**Exercise details**
Each entry is to be given again exactly; drop the images.

**Material provided**

◆ ◆ ◆ ◆ ◆

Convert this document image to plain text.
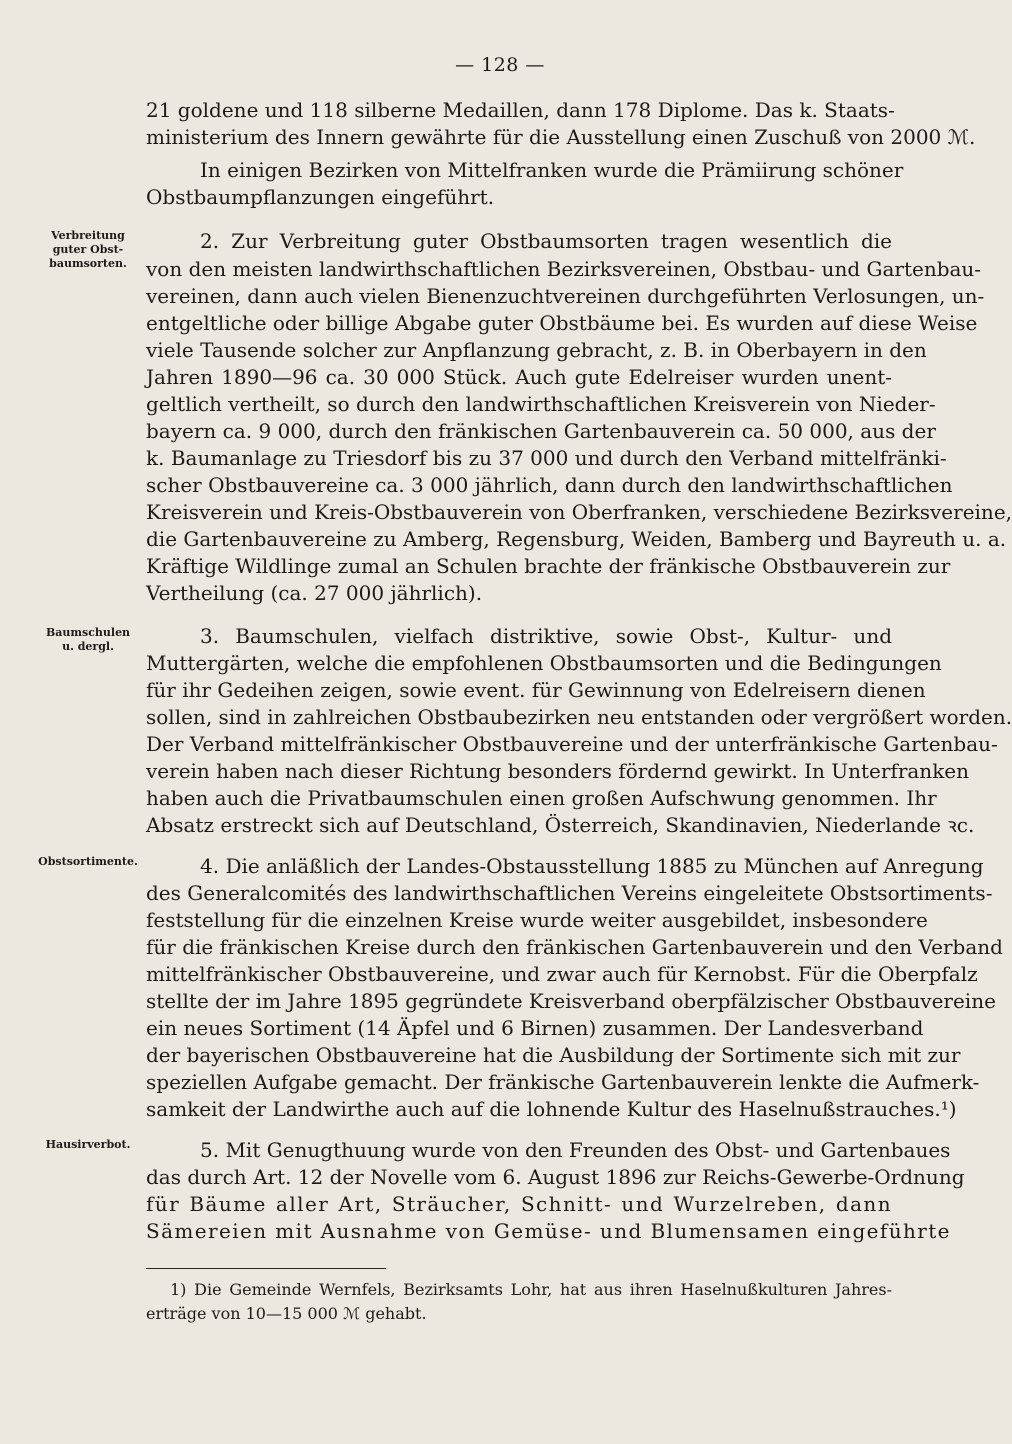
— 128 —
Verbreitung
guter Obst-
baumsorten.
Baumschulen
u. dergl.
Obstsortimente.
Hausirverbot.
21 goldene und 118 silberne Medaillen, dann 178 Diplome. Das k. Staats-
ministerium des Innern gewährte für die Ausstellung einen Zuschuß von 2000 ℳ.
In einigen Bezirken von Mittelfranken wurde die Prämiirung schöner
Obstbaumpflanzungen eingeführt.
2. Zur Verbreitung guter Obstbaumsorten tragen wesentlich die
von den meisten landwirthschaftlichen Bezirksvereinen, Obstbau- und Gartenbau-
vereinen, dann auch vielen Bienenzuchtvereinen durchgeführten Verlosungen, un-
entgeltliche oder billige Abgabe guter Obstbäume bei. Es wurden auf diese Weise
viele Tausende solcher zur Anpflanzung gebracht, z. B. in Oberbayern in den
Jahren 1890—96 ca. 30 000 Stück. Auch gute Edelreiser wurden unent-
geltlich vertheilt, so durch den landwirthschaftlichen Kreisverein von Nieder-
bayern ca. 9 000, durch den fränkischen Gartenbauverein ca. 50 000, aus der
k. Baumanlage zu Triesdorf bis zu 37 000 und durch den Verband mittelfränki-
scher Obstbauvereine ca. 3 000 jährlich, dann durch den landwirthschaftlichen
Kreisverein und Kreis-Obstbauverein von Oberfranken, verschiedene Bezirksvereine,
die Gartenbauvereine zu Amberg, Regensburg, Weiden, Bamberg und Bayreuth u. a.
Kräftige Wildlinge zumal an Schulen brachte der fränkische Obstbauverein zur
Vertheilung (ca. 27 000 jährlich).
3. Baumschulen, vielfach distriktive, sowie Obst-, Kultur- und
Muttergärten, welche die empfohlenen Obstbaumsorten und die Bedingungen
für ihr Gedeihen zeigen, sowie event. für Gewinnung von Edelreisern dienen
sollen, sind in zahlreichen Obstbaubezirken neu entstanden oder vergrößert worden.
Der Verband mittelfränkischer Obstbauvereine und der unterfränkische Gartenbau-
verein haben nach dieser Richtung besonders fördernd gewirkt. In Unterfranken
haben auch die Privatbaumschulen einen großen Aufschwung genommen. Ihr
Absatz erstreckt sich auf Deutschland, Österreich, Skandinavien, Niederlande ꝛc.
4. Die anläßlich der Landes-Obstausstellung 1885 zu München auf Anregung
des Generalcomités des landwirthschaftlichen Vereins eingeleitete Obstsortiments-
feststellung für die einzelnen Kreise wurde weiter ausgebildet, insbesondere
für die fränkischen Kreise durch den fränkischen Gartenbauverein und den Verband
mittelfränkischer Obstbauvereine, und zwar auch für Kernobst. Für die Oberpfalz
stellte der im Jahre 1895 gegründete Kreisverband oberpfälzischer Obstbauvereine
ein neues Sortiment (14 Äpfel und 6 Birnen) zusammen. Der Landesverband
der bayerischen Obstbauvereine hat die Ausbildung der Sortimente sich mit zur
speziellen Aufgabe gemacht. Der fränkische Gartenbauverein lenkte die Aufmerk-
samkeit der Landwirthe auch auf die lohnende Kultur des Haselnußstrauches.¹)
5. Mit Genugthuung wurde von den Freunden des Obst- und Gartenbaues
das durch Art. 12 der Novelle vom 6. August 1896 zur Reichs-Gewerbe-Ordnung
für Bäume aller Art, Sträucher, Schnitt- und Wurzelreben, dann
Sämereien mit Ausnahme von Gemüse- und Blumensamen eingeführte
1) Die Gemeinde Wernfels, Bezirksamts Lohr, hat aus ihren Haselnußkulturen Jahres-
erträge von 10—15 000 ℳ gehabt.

◆ ◆ ◆ ◆ ◆

**Answer section**
Convert this document image to plain text.
— 128 —
Verbreitung
guter Obst-
baumsorten.
Baumschulen
u. dergl.
Obstsortimente.
Hausirverbot.
21 goldene und 118 silberne Medaillen, dann 178 Diplome. Das k. Staats-
ministerium des Innern gewährte für die Ausstellung einen Zuschuß von 2000 ℳ.
In einigen Bezirken von Mittelfranken wurde die Prämiirung schöner
Obstbaumpflanzungen eingeführt.
2. Zur Verbreitung guter Obstbaumsorten tragen wesentlich die
von den meisten landwirthschaftlichen Bezirksvereinen, Obstbau- und Gartenbau-
vereinen, dann auch vielen Bienenzuchtvereinen durchgeführten Verlosungen, un-
entgeltliche oder billige Abgabe guter Obstbäume bei. Es wurden auf diese Weise
viele Tausende solcher zur Anpflanzung gebracht, z. B. in Oberbayern in den
Jahren 1890—96 ca. 30 000 Stück. Auch gute Edelreiser wurden unent-
geltlich vertheilt, so durch den landwirthschaftlichen Kreisverein von Nieder-
bayern ca. 9 000, durch den fränkischen Gartenbauverein ca. 50 000, aus der
k. Baumanlage zu Triesdorf bis zu 37 000 und durch den Verband mittelfränki-
scher Obstbauvereine ca. 3 000 jährlich, dann durch den landwirthschaftlichen
Kreisverein und Kreis-Obstbauverein von Oberfranken, verschiedene Bezirksvereine,
die Gartenbauvereine zu Amberg, Regensburg, Weiden, Bamberg und Bayreuth u. a.
Kräftige Wildlinge zumal an Schulen brachte der fränkische Obstbauverein zur
Vertheilung (ca. 27 000 jährlich).
3. Baumschulen, vielfach distriktive, sowie Obst-, Kultur- und
Muttergärten, welche die empfohlenen Obstbaumsorten und die Bedingungen
für ihr Gedeihen zeigen, sowie event. für Gewinnung von Edelreisern dienen
sollen, sind in zahlreichen Obstbaubezirken neu entstanden oder vergrößert worden.
Der Verband mittelfränkischer Obstbauvereine und der unterfränkische Gartenbau-
verein haben nach dieser Richtung besonders fördernd gewirkt. In Unterfranken
haben auch die Privatbaumschulen einen großen Aufschwung genommen. Ihr
Absatz erstreckt sich auf Deutschland, Österreich, Skandinavien, Niederlande ꝛc.
4. Die anläßlich der Landes-Obstausstellung 1885 zu München auf Anregung
des Generalcomités des landwirthschaftlichen Vereins eingeleitete Obstsortiments-
feststellung für die einzelnen Kreise wurde weiter ausgebildet, insbesondere
für die fränkischen Kreise durch den fränkischen Gartenbauverein und den Verband
mittelfränkischer Obstbauvereine, und zwar auch für Kernobst. Für die Oberpfalz
stellte der im Jahre 1895 gegründete Kreisverband oberpfälzischer Obstbauvereine
ein neues Sortiment (14 Äpfel und 6 Birnen) zusammen. Der Landesverband
der bayerischen Obstbauvereine hat die Ausbildung der Sortimente sich mit zur
speziellen Aufgabe gemacht. Der fränkische Gartenbauverein lenkte die Aufmerk-
samkeit der Landwirthe auch auf die lohnende Kultur des Haselnußstrauches.¹)
5. Mit Genugthuung wurde von den Freunden des Obst- und Gartenbaues
das durch Art. 12 der Novelle vom 6. August 1896 zur Reichs-Gewerbe-Ordnung
für Bäume aller Art, Sträucher, Schnitt- und Wurzelreben, dann
Sämereien mit Ausnahme von Gemüse- und Blumensamen eingeführte
1) Die Gemeinde Wernfels, Bezirksamts Lohr, hat aus ihren Haselnußkulturen Jahres-
erträge von 10—15 000 ℳ gehabt.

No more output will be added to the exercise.